The present invention further provides an integrated gate driver circuit, wherein each driving unit can operate in conjunction with a voltage stabilizing circuit so as to stabilize the output voltage of the integrated gate driver circuit.

The present invention provides an integrated gate driver circuit receiving a plurality of clocks and including a plurality of driving units cascaded in series. Each driving unit is for driving a load and includes a signal input terminal, an output terminal, a first switch and a second switch. The first switch has a first terminal coupled to the signal input terminal, a second terminal coupled to a first node, and a control terminal receiving a first clock, and the first switch is turned on when the first clock is at high level. The second switch has a first terminal receiving a second clock, a second terminal coupled to the output terminal, and a control terminal coupled to the first node, wherein the second clock charges and discharges the load through the second switch when the first node is at high level; wherein the output terminal of each driving unit is coupled to the input terminal of the immediately succeeding driving unit.

The integrated gate driver circuit of the present invention may further include a capacitor coupled to between the second terminal of the first switch and the second terminal of the second switch, and a voltage stabilizing circuit coupled to between the second terminal of the second switch and the output terminal.

According to another aspect of the present invention, there is provided a gate driver circuit having a signal input terminal and an output terminal, and being composed of a first switch and a second switch. The first switch has a first terminal coupled to the signal input terminal, a second terminal coupled to a node, and a control terminal receiving a first clock, and the first switch is turned on when the first clock being at high level. The second switch has a first terminal receiving a second clock, a second terminal coupled to the output terminal, and a control terminal coupled to the node, wherein the second switch is turned on when the node is at high level thereby coupling the second clock to the output terminal.

According to another aspect of the present invention, there is provided a gate driver circuit for driving a load. The gate driver circuit includes a signal input terminal, an output terminal, a first switch and a second switch. The first switch has a first terminal coupled to the signal input terminal, a second terminal coupled to a node, and a control terminal receiving a first clock, and the first switch is turned on when the first clock is at high level. The second switch has a first terminal receiving a second clock, a second terminal coupled to the output terminal, and a control terminal coupled to the node, wherein the second clock charges and discharges the load through the second switch when the node is at high level.

According to another aspect of the present invention, there is provided a driving method for an integrated gate driver circuit. The integrated gate driver circuit includes a plurality of driving units cascaded in series. Each driving unit is for driving a load and includes a signal input terminal, an output terminal, a first switch and a second switch. The driving method includes the steps of: coupling a first clock to the first switch of a driving unit, turning on the first switch when the first clock being at high level thereby coupling an input signal from the signal input terminal of the driving unit, through the first switch, to a node; coupling a second clock to the second switch of the driving unit, turning on the second switch when the voltage of the node being at high level thereby coupling the second clock, through the second switch, to the output terminal so as to output an output signal to charge and discharge the load; and coupling the output signal to the signal input terminal of the immediately succeeding driving unit.
┄┄┄┄┄┄┄┄┄┄┄┄┄┄┄┄┄┄┄┄
## PROBLEM SET:
a: Answer these questions about the gate driver circuit excerpt, one a line:
(i) With what can each driving unit operate, and for what purpose?
(ii) Between which two points is the voltage stabilizing circuit coupled?
(iii) In the driving method, where is the output signal coupled?
b: Please duplicate the passage from the gate driver circuit excerpt starting with "The integrated gate driver circuit of" and going on through "and the output terminal.".
c: Write the next part of the gate driver circuit excerpt, picking up after its last sentence.
The records were taken from a different source.
┄┄┄┄┄┄┄┄┄┄┄┄┄┄┄┄┄┄┄┄
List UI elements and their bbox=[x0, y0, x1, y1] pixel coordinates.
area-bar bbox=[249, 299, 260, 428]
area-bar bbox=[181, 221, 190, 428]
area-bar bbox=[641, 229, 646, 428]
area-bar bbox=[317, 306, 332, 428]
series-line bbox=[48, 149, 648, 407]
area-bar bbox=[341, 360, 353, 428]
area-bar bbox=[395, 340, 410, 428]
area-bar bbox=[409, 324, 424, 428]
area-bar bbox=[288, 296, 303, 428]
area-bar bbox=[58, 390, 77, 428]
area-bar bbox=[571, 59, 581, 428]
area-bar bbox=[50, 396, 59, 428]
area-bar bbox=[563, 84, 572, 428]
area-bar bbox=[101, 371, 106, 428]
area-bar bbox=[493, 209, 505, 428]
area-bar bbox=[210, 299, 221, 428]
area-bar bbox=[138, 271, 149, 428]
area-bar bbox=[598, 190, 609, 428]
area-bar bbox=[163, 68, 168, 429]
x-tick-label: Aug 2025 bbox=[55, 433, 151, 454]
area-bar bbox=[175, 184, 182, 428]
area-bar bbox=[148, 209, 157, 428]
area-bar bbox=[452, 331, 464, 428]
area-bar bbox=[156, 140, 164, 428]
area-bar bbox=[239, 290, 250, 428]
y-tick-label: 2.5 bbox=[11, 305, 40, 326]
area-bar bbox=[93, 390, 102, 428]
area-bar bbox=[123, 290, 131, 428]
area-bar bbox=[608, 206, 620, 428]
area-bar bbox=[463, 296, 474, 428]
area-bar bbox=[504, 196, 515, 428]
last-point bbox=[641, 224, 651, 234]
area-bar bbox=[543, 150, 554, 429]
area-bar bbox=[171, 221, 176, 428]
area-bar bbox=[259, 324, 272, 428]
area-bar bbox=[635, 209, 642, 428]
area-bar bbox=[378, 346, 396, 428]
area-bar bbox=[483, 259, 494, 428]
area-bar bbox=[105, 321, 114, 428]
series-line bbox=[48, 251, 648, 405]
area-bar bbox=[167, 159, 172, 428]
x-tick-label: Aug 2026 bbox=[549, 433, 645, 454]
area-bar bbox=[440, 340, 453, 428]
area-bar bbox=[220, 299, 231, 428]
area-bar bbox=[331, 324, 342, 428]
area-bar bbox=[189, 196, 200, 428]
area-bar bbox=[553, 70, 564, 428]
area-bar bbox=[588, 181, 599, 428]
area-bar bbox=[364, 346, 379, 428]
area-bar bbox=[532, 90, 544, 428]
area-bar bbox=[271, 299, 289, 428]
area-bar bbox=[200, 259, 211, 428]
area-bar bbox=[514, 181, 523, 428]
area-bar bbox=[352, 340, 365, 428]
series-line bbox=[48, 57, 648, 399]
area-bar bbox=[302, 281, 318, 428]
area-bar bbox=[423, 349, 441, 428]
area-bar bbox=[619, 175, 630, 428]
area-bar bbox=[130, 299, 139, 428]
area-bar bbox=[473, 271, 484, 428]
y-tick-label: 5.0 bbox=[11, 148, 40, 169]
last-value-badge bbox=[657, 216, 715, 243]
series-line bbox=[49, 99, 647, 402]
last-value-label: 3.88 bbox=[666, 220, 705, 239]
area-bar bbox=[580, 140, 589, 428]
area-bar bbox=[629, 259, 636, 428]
┄┄┄┄┄┄┄┄┄┄┄┄┄┄┄┄┄┄┄┄
## EXPECTED ANSWERS:
a:
(i) A voltage stabilizing circuit, so as to stabilize the output voltage of the integrated gate driver circuit.
(ii) Between the second terminal of the second switch and the output terminal.
(iii) To the signal input terminal of the immediately succeeding driving unit.

b:
The integrated gate driver circuit of the present invention may further include a capacitor coupled to between the second terminal of the first switch and the second terminal of the second switch, and a voltage stabilizing circuit coupled to between the second terminal of the second switch and the output terminal.

c:
In the integrated gate driver circuit of the present invention, the clocks are provided by a clock generator, which may be included or not included in the integrated gate driver circuit. Furthermore, the clock generator may provide three or five clocks.

BRIEF DESCRIPTION OF THE DRAWINGS

Other objects, advantages, and novel features of the present invention will become more apparent from the following detailed description when taken in conjunction with the accompanying drawings.

FIG. 1a shows a block diagram of a conventional liquid crystal display.

FIG. 1b shows a block diagram of another conventional liquid crystal display, wherein the gate driver circuit of the liquid crystal display is an integrated gate driver circuit.

FIG. 2a shows a block diagram of the integrated gate driver circuit utilizing three clocks according to an embodiment of the present invention.

FIG. 2b shows a timing diagram of the clocks generated by the clock generator shown in FIG. 2a.

FIG. 3a shows a block diagram of the integrated gate driver circuit utilizing five clocks according to an embodiment of the present invention.

FIG. 3b shows a timing diagram of the clocks generated by the clock generator shown in FIG. 3a.

FIG. 4 shows a circuit diagram of the first driving unit according to the first embodiment of the present invention.

FIG. 5a shows a timing diagram of the signals in the first driving unit shown in FIG. 4.

FIG. 5b shows operational states of the first switch and the second switch in accordance with FIG. 5a.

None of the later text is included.